▸ **Stated problem**: Copy each line of the records that holds the string "start".

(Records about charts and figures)
________

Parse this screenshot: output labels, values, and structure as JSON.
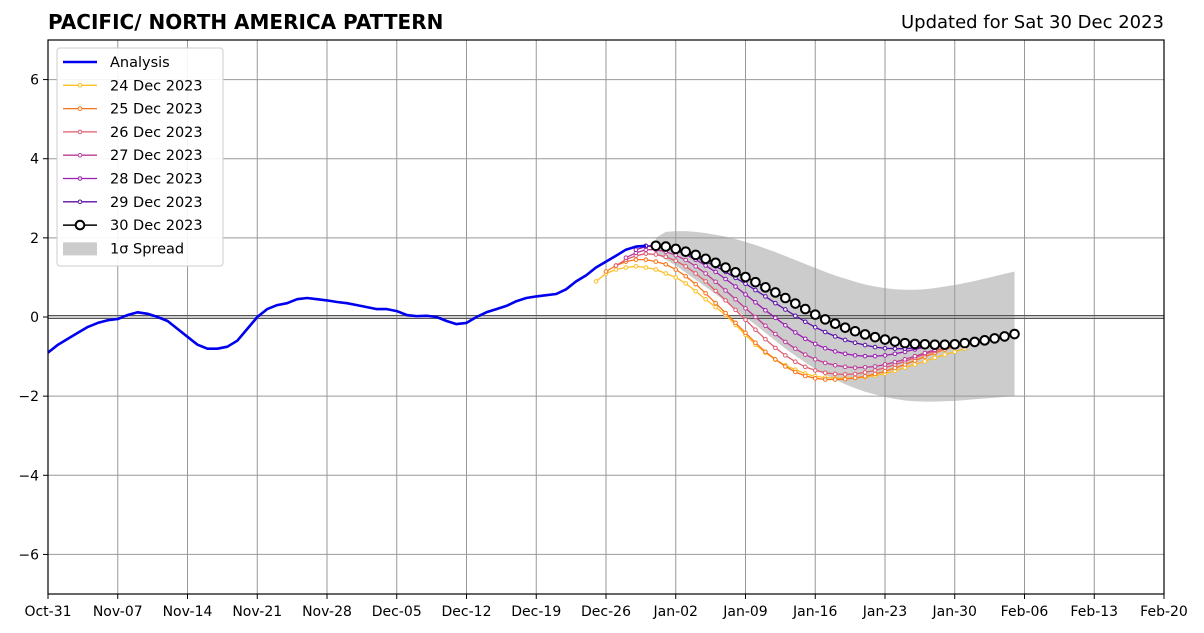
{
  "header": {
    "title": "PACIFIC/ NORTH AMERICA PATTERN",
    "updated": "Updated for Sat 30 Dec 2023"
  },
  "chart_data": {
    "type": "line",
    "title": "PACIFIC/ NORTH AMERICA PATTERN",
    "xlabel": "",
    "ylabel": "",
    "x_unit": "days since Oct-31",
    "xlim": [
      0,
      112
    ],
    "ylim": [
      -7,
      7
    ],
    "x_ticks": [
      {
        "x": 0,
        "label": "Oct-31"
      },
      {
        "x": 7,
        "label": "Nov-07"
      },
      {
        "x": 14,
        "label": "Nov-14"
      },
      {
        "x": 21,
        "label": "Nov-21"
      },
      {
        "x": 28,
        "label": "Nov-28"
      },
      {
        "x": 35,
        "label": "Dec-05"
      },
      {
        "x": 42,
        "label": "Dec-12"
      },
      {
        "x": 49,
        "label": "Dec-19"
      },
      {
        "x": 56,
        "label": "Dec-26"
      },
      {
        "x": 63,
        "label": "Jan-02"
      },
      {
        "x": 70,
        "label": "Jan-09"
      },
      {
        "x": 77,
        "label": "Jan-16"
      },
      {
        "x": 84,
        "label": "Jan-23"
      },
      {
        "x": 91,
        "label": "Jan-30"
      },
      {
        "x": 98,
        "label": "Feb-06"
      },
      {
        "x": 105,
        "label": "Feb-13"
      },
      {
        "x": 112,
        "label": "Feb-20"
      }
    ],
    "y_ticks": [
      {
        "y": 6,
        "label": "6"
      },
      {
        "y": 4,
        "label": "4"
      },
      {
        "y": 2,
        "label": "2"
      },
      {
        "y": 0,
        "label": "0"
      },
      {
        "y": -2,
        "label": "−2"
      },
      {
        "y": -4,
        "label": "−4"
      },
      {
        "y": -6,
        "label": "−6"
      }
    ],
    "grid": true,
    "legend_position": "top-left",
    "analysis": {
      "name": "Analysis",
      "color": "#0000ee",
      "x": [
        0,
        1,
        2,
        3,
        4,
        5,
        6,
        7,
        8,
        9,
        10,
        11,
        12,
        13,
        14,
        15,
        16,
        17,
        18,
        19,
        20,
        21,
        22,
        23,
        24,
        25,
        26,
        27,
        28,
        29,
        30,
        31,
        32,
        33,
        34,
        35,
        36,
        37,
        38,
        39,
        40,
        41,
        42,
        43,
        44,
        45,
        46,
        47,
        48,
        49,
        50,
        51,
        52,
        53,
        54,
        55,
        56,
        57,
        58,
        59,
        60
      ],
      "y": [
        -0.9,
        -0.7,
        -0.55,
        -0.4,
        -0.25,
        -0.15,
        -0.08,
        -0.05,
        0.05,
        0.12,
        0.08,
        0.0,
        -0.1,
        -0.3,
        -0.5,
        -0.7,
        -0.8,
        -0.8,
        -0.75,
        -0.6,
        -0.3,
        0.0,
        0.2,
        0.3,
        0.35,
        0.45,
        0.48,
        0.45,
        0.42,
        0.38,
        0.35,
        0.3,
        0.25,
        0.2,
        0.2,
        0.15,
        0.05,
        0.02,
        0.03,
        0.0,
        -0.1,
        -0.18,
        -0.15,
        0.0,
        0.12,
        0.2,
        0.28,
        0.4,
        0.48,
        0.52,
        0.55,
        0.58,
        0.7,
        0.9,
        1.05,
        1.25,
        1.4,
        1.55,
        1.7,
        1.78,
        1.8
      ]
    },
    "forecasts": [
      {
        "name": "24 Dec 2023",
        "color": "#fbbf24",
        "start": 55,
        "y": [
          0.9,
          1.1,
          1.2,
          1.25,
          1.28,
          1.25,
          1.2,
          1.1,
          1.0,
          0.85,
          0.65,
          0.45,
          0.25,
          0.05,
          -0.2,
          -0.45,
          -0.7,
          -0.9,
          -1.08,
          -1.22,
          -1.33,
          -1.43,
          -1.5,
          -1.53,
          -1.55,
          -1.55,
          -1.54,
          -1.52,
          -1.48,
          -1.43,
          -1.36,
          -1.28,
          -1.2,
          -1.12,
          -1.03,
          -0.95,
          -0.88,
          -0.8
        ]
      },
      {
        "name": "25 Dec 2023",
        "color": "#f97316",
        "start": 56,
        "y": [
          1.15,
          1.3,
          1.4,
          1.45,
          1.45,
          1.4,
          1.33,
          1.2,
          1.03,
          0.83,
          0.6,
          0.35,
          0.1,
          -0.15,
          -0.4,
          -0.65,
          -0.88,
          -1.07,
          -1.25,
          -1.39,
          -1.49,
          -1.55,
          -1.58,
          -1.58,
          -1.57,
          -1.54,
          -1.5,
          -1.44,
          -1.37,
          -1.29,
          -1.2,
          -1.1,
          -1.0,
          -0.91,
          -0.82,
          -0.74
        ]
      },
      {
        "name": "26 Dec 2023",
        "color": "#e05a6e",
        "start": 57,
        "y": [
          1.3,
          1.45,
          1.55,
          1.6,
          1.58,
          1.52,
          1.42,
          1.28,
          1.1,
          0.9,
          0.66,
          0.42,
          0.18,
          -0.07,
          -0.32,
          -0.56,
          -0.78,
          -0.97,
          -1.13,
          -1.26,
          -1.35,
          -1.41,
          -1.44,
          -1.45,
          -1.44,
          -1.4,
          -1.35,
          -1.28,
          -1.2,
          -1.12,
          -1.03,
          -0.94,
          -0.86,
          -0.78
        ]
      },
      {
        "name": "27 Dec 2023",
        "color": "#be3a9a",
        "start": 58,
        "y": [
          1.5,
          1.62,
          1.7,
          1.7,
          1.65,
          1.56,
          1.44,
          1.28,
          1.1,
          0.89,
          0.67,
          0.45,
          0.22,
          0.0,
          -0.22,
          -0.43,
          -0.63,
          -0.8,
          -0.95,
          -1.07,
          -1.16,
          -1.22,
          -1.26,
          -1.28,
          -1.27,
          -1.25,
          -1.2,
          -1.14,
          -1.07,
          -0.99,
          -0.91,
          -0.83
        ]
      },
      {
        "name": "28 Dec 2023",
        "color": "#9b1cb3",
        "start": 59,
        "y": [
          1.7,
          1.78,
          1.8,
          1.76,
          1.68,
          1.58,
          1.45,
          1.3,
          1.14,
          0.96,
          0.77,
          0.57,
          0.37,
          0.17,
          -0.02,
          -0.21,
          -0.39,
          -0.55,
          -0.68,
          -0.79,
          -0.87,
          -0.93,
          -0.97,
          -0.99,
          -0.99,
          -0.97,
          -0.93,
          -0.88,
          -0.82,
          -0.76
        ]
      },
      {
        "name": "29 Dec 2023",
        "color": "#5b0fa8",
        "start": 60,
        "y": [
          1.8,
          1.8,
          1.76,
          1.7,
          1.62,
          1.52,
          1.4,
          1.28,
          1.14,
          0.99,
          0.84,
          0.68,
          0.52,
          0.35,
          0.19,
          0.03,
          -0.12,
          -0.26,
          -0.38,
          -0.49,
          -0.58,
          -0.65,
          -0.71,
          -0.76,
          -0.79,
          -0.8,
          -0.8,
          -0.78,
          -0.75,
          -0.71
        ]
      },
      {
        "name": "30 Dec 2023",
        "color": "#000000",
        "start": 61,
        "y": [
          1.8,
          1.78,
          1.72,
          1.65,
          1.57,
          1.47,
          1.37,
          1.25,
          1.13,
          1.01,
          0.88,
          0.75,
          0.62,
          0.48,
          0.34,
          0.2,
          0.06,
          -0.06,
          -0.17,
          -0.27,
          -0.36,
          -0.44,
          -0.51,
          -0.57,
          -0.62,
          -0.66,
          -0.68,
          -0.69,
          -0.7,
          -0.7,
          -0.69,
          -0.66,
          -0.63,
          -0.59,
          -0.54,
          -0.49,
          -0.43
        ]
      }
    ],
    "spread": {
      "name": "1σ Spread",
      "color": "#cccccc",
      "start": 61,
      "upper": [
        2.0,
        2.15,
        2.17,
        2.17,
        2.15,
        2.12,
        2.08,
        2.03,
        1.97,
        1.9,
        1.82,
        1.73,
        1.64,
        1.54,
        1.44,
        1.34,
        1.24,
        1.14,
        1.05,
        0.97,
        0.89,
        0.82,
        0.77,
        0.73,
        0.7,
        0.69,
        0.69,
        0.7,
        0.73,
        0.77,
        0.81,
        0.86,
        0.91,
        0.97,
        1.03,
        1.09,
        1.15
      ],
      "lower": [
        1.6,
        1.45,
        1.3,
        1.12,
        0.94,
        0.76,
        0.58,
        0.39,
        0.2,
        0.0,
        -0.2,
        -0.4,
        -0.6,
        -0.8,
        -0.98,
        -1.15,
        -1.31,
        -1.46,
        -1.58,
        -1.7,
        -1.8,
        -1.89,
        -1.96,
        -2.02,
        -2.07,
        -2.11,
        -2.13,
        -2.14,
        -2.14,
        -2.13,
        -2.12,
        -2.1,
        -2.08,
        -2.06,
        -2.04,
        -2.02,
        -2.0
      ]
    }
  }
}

________

▸ **The output**:
        "start": 55,
        "start": 56,
        "start": 57,
        "start": 58,
        "start": 59,
        "start": 60,
        "start": 61,
      "start": 61,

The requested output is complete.